— START Data rows —

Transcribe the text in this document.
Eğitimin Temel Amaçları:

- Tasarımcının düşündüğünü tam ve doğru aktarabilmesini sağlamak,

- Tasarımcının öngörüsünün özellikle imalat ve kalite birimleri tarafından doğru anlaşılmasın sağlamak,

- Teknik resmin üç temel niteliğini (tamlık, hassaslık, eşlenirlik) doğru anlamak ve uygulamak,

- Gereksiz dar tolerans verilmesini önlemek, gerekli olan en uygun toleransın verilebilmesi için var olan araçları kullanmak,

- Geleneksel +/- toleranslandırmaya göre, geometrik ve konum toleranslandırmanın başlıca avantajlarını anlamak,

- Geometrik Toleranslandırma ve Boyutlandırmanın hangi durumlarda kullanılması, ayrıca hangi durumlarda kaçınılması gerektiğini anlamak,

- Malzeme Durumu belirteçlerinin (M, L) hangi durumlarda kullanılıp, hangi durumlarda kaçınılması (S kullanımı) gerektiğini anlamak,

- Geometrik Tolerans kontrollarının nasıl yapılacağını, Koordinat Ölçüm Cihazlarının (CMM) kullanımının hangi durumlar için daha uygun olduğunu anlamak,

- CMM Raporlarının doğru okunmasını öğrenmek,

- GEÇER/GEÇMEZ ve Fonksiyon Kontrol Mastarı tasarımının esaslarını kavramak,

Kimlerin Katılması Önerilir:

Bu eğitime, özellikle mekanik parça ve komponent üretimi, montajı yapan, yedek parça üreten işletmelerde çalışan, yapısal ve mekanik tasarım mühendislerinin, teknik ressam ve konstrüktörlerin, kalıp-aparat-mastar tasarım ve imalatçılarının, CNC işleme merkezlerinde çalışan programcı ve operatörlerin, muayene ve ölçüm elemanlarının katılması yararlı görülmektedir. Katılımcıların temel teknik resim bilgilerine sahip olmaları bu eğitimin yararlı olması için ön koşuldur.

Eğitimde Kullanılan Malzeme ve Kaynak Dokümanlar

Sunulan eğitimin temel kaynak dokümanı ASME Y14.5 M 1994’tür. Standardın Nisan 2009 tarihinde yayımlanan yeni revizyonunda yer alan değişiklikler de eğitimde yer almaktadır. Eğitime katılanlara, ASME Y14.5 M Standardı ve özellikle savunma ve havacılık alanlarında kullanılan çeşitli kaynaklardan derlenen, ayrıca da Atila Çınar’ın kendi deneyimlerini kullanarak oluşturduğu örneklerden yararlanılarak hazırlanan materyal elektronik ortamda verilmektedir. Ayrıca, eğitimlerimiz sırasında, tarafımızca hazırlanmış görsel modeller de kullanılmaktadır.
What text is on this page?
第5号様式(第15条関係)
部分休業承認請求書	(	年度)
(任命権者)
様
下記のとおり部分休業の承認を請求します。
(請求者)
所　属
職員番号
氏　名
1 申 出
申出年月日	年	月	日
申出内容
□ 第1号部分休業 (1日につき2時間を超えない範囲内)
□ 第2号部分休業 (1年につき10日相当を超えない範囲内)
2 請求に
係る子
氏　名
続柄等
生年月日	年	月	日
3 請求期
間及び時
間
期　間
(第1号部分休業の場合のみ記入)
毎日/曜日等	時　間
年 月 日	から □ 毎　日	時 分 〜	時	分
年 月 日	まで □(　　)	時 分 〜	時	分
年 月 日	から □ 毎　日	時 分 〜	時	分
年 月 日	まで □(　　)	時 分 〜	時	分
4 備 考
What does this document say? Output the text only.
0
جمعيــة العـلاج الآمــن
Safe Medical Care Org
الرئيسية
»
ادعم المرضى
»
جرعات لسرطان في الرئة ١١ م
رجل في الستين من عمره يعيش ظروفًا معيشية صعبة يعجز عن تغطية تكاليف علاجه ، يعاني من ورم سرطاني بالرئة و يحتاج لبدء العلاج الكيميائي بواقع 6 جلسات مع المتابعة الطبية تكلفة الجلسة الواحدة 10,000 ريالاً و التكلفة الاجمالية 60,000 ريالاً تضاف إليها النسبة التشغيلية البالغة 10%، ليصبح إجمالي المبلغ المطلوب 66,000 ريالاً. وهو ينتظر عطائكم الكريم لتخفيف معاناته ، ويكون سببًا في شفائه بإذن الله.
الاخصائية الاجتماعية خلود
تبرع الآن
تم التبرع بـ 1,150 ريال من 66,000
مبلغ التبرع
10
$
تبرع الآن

— END Data rows —

▶ Short problem: Quote the data above in full, changing nothing.

▶ Answer to this exercise:
Transcribe the text in this document.
Eğitimin Temel Amaçları:

- Tasarımcının düşündüğünü tam ve doğru aktarabilmesini sağlamak,

- Tasarımcının öngörüsünün özellikle imalat ve kalite birimleri tarafından doğru anlaşılmasın sağlamak,

- Teknik resmin üç temel niteliğini (tamlık, hassaslık, eşlenirlik) doğru anlamak ve uygulamak,

- Gereksiz dar tolerans verilmesini önlemek, gerekli olan en uygun toleransın verilebilmesi için var olan araçları kullanmak,

- Geleneksel +/- toleranslandırmaya göre, geometrik ve konum toleranslandırmanın başlıca avantajlarını anlamak,

- Geometrik Toleranslandırma ve Boyutlandırmanın hangi durumlarda kullanılması, ayrıca hangi durumlarda kaçınılması gerektiğini anlamak,

- Malzeme Durumu belirteçlerinin (M, L) hangi durumlarda kullanılıp, hangi durumlarda kaçınılması (S kullanımı) gerektiğini anlamak,

- Geometrik Tolerans kontrollarının nasıl yapılacağını, Koordinat Ölçüm Cihazlarının (CMM) kullanımının hangi durumlar için daha uygun olduğunu anlamak,

- CMM Raporlarının doğru okunmasını öğrenmek,

- GEÇER/GEÇMEZ ve Fonksiyon Kontrol Mastarı tasarımının esaslarını kavramak,

Kimlerin Katılması Önerilir:

Bu eğitime, özellikle mekanik parça ve komponent üretimi, montajı yapan, yedek parça üreten işletmelerde çalışan, yapısal ve mekanik tasarım mühendislerinin, teknik ressam ve konstrüktörlerin, kalıp-aparat-mastar tasarım ve imalatçılarının, CNC işleme merkezlerinde çalışan programcı ve operatörlerin, muayene ve ölçüm elemanlarının katılması yararlı görülmektedir. Katılımcıların temel teknik resim bilgilerine sahip olmaları bu eğitimin yararlı olması için ön koşuldur.

Eğitimde Kullanılan Malzeme ve Kaynak Dokümanlar

Sunulan eğitimin temel kaynak dokümanı ASME Y14.5 M 1994’tür. Standardın Nisan 2009 tarihinde yayımlanan yeni revizyonunda yer alan değişiklikler de eğitimde yer almaktadır. Eğitime katılanlara, ASME Y14.5 M Standardı ve özellikle savunma ve havacılık alanlarında kullanılan çeşitli kaynaklardan derlenen, ayrıca da Atila Çınar’ın kendi deneyimlerini kullanarak oluşturduğu örneklerden yararlanılarak hazırlanan materyal elektronik ortamda verilmektedir. Ayrıca, eğitimlerimiz sırasında, tarafımızca hazırlanmış görsel modeller de kullanılmaktadır.
What text is on this page?
第5号様式(第15条関係)
部分休業承認請求書	(	年度)
(任命権者)
様
下記のとおり部分休業の承認を請求します。
(請求者)
所　属
職員番号
氏　名
1 申 出
申出年月日	年	月	日
申出内容
□ 第1号部分休業 (1日につき2時間を超えない範囲内)
□ 第2号部分休業 (1年につき10日相当を超えない範囲内)
2 請求に
係る子
氏　名
続柄等
生年月日	年	月	日
3 請求期
間及び時
間
期　間
(第1号部分休業の場合のみ記入)
毎日/曜日等	時　間
年 月 日	から □ 毎　日	時 分 〜	時	分
年 月 日	まで □(　　)	時 分 〜	時	分
年 月 日	から □ 毎　日	時 分 〜	時	分
年 月 日	まで □(　　)	時 分 〜	時	分
4 備 考
What does this document say? Output the text only.
0
جمعيــة العـلاج الآمــن
Safe Medical Care Org
الرئيسية
»
ادعم المرضى
»
جرعات لسرطان في الرئة ١١ م
رجل في الستين من عمره يعيش ظروفًا معيشية صعبة يعجز عن تغطية تكاليف علاجه ، يعاني من ورم سرطاني بالرئة و يحتاج لبدء العلاج الكيميائي بواقع 6 جلسات مع المتابعة الطبية تكلفة الجلسة الواحدة 10,000 ريالاً و التكلفة الاجمالية 60,000 ريالاً تضاف إليها النسبة التشغيلية البالغة 10%، ليصبح إجمالي المبلغ المطلوب 66,000 ريالاً. وهو ينتظر عطائكم الكريم لتخفيف معاناته ، ويكون سببًا في شفائه بإذن الله.
الاخصائية الاجتماعية خلود
تبرع الآن
تم التبرع بـ 1,150 ريال من 66,000
مبلغ التبرع
10
$
تبرع الآن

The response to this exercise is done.